Go through the material below, find each line with the word "mean", and copy those lines.

-------------------------

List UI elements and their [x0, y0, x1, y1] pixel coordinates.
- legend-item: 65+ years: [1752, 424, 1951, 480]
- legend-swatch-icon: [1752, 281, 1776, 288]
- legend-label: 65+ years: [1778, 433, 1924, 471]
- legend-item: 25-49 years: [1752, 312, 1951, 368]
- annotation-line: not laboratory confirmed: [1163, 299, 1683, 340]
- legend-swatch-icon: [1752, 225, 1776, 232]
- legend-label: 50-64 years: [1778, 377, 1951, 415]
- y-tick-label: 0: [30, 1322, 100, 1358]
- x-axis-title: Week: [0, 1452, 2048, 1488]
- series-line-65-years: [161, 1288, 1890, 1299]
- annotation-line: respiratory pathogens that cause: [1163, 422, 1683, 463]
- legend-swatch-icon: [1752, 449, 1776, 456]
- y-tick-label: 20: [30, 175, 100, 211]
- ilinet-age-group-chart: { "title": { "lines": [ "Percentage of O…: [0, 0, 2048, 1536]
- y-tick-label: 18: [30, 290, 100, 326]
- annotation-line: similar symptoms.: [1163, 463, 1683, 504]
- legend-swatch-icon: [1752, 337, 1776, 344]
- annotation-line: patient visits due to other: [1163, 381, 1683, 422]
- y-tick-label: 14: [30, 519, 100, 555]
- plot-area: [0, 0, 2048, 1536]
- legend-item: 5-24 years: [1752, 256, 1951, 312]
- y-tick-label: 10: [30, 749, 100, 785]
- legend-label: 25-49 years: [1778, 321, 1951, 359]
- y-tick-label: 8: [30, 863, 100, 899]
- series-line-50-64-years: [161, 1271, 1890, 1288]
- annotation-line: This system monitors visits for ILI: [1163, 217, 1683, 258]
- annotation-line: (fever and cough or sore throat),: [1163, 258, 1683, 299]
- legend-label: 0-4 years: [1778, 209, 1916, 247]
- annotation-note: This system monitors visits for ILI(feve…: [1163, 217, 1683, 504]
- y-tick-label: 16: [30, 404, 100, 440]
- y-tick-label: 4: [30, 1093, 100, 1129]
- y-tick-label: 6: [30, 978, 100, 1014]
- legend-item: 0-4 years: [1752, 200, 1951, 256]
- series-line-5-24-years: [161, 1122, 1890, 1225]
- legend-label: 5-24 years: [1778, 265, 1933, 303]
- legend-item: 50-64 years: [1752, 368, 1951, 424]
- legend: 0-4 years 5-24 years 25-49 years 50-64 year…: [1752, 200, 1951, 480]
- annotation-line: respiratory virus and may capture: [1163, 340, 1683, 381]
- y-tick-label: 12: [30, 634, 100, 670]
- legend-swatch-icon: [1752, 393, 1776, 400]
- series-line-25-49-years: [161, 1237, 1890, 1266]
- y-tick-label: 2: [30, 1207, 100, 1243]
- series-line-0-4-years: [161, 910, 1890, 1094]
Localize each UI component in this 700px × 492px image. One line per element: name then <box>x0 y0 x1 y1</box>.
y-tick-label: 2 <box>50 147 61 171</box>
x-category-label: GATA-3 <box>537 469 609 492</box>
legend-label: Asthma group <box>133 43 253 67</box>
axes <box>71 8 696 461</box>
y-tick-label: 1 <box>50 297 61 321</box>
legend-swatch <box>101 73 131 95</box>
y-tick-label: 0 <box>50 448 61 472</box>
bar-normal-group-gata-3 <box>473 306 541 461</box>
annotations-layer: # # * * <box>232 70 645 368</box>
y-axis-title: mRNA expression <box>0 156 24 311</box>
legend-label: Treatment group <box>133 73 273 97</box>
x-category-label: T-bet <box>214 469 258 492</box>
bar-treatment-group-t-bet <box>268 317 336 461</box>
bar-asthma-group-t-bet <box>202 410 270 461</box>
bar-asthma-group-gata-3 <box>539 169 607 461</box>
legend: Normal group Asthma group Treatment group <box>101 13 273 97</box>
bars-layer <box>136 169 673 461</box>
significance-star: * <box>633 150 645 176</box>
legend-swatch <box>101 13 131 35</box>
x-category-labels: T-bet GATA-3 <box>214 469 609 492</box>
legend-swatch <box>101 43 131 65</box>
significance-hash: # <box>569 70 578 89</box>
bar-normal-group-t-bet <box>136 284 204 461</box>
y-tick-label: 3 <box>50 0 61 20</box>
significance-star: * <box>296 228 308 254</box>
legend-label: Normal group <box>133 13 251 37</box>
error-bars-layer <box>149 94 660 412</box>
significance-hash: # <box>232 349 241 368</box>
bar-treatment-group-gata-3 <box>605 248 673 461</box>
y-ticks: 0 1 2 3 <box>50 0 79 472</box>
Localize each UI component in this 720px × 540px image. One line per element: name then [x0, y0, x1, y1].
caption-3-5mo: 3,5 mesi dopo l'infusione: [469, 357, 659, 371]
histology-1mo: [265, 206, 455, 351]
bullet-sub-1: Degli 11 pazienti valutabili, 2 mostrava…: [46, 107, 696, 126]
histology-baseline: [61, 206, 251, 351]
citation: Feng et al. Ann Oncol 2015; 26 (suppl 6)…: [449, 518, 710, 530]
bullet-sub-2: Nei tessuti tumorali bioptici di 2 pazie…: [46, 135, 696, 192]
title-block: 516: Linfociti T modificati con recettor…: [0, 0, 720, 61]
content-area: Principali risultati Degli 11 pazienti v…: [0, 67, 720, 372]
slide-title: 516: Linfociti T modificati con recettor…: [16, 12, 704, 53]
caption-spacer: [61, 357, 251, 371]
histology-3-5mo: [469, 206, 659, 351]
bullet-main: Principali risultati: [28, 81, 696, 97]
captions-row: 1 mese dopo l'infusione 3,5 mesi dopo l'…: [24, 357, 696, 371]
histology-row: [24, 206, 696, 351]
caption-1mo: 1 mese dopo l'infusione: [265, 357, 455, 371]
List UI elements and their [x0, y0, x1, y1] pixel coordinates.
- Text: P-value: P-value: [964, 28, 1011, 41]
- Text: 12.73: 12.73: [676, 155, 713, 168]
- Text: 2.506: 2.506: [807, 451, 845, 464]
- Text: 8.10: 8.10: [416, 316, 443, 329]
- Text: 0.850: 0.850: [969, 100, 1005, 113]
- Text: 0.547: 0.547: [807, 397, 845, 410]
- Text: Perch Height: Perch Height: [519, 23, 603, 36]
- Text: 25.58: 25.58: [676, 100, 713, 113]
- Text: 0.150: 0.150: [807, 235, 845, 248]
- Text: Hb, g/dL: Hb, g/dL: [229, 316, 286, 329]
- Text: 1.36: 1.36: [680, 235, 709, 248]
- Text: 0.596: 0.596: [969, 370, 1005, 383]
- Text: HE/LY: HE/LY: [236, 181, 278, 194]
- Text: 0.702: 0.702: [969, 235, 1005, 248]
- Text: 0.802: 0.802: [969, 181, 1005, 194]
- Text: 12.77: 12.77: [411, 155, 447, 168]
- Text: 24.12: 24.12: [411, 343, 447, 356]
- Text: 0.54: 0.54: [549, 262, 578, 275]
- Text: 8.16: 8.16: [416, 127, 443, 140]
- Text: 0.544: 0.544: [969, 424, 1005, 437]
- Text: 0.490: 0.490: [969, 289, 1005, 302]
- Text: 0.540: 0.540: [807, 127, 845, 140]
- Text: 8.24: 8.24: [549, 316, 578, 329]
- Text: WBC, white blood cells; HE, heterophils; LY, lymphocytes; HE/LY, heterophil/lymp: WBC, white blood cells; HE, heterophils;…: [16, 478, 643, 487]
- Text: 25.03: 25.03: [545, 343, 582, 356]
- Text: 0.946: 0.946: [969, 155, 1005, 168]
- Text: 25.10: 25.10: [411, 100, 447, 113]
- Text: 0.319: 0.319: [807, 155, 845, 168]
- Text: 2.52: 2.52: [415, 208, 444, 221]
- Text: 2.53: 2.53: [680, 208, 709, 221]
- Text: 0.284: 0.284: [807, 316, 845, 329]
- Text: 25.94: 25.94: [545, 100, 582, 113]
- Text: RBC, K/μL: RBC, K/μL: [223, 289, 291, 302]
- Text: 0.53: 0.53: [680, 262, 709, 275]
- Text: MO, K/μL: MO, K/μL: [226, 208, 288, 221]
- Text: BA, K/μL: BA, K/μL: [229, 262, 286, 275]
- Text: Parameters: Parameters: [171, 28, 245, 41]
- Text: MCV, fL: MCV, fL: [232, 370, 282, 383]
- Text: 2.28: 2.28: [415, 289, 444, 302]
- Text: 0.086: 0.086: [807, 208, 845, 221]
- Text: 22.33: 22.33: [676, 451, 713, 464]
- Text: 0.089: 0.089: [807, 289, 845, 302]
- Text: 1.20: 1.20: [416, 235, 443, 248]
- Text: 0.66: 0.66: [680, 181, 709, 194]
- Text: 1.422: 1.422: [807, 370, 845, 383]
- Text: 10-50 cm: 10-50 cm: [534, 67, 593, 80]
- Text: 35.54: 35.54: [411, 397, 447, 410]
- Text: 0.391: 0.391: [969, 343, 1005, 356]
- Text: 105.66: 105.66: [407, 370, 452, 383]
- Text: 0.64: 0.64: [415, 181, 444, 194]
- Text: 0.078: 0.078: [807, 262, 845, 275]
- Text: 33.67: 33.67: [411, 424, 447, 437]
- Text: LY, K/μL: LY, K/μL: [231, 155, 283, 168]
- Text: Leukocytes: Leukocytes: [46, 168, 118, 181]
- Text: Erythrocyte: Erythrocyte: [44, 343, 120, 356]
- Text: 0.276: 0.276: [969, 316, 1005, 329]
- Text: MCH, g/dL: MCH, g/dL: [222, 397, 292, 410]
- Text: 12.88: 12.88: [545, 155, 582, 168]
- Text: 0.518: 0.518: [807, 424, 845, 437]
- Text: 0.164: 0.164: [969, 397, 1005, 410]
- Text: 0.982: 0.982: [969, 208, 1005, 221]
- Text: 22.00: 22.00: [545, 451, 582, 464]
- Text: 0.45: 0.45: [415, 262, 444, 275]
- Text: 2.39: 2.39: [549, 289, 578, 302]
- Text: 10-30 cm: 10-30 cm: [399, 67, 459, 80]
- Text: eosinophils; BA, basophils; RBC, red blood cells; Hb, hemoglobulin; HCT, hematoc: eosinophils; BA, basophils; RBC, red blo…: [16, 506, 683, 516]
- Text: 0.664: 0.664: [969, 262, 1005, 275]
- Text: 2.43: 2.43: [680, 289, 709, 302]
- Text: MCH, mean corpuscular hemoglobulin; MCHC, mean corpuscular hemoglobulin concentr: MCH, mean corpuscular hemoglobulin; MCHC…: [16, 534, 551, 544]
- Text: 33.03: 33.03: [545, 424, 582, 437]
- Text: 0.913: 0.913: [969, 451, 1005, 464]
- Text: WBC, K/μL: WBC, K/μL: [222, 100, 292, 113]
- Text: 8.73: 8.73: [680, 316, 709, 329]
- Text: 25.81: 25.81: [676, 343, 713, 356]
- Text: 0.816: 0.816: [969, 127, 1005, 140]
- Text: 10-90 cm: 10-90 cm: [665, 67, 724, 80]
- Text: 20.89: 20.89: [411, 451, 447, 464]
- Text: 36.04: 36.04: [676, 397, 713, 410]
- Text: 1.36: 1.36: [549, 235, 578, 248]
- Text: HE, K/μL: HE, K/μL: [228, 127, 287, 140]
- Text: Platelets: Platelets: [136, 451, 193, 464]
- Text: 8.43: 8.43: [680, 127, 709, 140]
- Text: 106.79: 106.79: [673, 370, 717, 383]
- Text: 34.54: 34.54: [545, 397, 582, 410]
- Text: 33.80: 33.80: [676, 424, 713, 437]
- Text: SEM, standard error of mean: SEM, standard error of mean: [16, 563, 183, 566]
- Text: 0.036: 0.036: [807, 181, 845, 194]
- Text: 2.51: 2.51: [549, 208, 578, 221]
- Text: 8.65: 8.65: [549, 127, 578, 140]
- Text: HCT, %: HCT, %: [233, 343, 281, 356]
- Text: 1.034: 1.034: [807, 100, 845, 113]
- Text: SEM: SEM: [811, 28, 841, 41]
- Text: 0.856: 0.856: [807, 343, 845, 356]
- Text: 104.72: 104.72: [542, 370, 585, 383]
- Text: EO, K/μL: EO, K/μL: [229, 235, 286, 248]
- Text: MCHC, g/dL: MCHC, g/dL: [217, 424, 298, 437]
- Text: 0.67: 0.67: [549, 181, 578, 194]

-------------------------

* **Answer to this problem**:
- Text: MCH, mean corpuscular hemoglobulin; MCHC, mean corpuscular hemoglobulin concentr: MCH, mean corpuscular hemoglobulin; MCHC…: [16, 534, 551, 544]
- Text: SEM, standard error of mean: SEM, standard error of mean: [16, 563, 183, 566]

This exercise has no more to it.